# START OF Supplied material

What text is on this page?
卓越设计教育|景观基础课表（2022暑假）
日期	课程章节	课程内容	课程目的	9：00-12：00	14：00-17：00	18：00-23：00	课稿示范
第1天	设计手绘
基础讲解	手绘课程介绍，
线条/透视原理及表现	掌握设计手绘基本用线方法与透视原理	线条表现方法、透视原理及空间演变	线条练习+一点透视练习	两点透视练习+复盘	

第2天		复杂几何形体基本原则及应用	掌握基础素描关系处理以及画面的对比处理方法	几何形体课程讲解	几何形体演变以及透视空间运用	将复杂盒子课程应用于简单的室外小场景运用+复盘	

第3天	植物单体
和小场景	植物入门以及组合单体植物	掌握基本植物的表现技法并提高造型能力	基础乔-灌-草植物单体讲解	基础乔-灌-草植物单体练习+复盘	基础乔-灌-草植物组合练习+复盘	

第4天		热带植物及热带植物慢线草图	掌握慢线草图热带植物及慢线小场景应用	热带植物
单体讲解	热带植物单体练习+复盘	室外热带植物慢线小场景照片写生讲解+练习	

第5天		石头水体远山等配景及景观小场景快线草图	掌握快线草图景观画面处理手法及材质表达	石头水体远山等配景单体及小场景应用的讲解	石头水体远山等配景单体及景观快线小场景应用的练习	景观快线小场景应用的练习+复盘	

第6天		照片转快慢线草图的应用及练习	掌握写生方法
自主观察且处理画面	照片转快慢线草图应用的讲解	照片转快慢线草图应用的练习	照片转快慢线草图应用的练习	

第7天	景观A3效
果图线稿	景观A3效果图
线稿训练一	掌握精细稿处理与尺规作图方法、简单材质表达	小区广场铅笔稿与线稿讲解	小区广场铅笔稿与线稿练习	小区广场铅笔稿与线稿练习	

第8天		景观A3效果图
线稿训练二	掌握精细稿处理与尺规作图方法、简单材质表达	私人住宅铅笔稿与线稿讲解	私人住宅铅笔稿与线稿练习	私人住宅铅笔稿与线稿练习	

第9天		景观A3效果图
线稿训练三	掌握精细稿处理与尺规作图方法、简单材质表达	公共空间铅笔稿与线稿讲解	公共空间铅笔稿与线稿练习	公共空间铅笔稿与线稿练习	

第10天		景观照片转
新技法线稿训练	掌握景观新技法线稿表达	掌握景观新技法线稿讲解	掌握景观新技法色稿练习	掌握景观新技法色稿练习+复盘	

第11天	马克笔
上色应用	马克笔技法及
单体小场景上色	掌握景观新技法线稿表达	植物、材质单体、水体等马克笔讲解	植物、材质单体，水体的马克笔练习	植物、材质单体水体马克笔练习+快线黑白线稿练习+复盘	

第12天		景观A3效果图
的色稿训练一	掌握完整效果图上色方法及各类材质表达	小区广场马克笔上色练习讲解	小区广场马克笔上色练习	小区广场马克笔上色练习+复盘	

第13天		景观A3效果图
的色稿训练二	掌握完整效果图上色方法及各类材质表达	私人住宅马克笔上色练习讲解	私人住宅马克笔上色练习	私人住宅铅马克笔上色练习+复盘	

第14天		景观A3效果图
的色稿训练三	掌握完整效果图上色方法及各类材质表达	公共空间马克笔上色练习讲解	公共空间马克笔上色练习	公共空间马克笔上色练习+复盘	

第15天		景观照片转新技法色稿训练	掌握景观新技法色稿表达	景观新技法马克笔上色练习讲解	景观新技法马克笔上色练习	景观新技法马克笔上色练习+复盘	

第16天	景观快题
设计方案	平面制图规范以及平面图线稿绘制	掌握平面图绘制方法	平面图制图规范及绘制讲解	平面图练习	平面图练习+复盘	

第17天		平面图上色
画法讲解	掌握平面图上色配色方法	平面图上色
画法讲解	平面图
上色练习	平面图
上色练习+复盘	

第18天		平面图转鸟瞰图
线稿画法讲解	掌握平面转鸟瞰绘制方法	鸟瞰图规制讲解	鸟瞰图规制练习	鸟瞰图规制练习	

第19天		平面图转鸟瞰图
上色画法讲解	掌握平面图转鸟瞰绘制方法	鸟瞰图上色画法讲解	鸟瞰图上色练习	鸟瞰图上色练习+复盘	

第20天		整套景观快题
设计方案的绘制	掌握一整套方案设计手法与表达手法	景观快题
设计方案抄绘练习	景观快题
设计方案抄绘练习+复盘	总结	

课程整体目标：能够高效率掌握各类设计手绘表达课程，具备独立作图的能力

# END OF Supplied material

# To do
Write out the entries above once more, without altering anything.

# Answer to the exercise
What text is on this page?
卓越设计教育|景观基础课表（2022暑假）
日期	课程章节	课程内容	课程目的	9：00-12：00	14：00-17：00	18：00-23：00	课稿示范
第1天	设计手绘
基础讲解	手绘课程介绍，
线条/透视原理及表现	掌握设计手绘基本用线方法与透视原理	线条表现方法、透视原理及空间演变	线条练习+一点透视练习	两点透视练习+复盘	

第2天		复杂几何形体基本原则及应用	掌握基础素描关系处理以及画面的对比处理方法	几何形体课程讲解	几何形体演变以及透视空间运用	将复杂盒子课程应用于简单的室外小场景运用+复盘	

第3天	植物单体
和小场景	植物入门以及组合单体植物	掌握基本植物的表现技法并提高造型能力	基础乔-灌-草植物单体讲解	基础乔-灌-草植物单体练习+复盘	基础乔-灌-草植物组合练习+复盘	

第4天		热带植物及热带植物慢线草图	掌握慢线草图热带植物及慢线小场景应用	热带植物
单体讲解	热带植物单体练习+复盘	室外热带植物慢线小场景照片写生讲解+练习	

第5天		石头水体远山等配景及景观小场景快线草图	掌握快线草图景观画面处理手法及材质表达	石头水体远山等配景单体及小场景应用的讲解	石头水体远山等配景单体及景观快线小场景应用的练习	景观快线小场景应用的练习+复盘	

第6天		照片转快慢线草图的应用及练习	掌握写生方法
自主观察且处理画面	照片转快慢线草图应用的讲解	照片转快慢线草图应用的练习	照片转快慢线草图应用的练习	

第7天	景观A3效
果图线稿	景观A3效果图
线稿训练一	掌握精细稿处理与尺规作图方法、简单材质表达	小区广场铅笔稿与线稿讲解	小区广场铅笔稿与线稿练习	小区广场铅笔稿与线稿练习	

第8天		景观A3效果图
线稿训练二	掌握精细稿处理与尺规作图方法、简单材质表达	私人住宅铅笔稿与线稿讲解	私人住宅铅笔稿与线稿练习	私人住宅铅笔稿与线稿练习	

第9天		景观A3效果图
线稿训练三	掌握精细稿处理与尺规作图方法、简单材质表达	公共空间铅笔稿与线稿讲解	公共空间铅笔稿与线稿练习	公共空间铅笔稿与线稿练习	

第10天		景观照片转
新技法线稿训练	掌握景观新技法线稿表达	掌握景观新技法线稿讲解	掌握景观新技法色稿练习	掌握景观新技法色稿练习+复盘	

第11天	马克笔
上色应用	马克笔技法及
单体小场景上色	掌握景观新技法线稿表达	植物、材质单体、水体等马克笔讲解	植物、材质单体，水体的马克笔练习	植物、材质单体水体马克笔练习+快线黑白线稿练习+复盘	

第12天		景观A3效果图
的色稿训练一	掌握完整效果图上色方法及各类材质表达	小区广场马克笔上色练习讲解	小区广场马克笔上色练习	小区广场马克笔上色练习+复盘	

第13天		景观A3效果图
的色稿训练二	掌握完整效果图上色方法及各类材质表达	私人住宅马克笔上色练习讲解	私人住宅马克笔上色练习	私人住宅铅马克笔上色练习+复盘	

第14天		景观A3效果图
的色稿训练三	掌握完整效果图上色方法及各类材质表达	公共空间马克笔上色练习讲解	公共空间马克笔上色练习	公共空间马克笔上色练习+复盘	

第15天		景观照片转新技法色稿训练	掌握景观新技法色稿表达	景观新技法马克笔上色练习讲解	景观新技法马克笔上色练习	景观新技法马克笔上色练习+复盘	

第16天	景观快题
设计方案	平面制图规范以及平面图线稿绘制	掌握平面图绘制方法	平面图制图规范及绘制讲解	平面图练习	平面图练习+复盘	

第17天		平面图上色
画法讲解	掌握平面图上色配色方法	平面图上色
画法讲解	平面图
上色练习	平面图
上色练习+复盘	

第18天		平面图转鸟瞰图
线稿画法讲解	掌握平面转鸟瞰绘制方法	鸟瞰图规制讲解	鸟瞰图规制练习	鸟瞰图规制练习	

第19天		平面图转鸟瞰图
上色画法讲解	掌握平面图转鸟瞰绘制方法	鸟瞰图上色画法讲解	鸟瞰图上色练习	鸟瞰图上色练习+复盘	

第20天		整套景观快题
设计方案的绘制	掌握一整套方案设计手法与表达手法	景观快题
设计方案抄绘练习	景观快题
设计方案抄绘练习+复盘	总结	

课程整体目标：能够高效率掌握各类设计手绘表达课程，具备独立作图的能力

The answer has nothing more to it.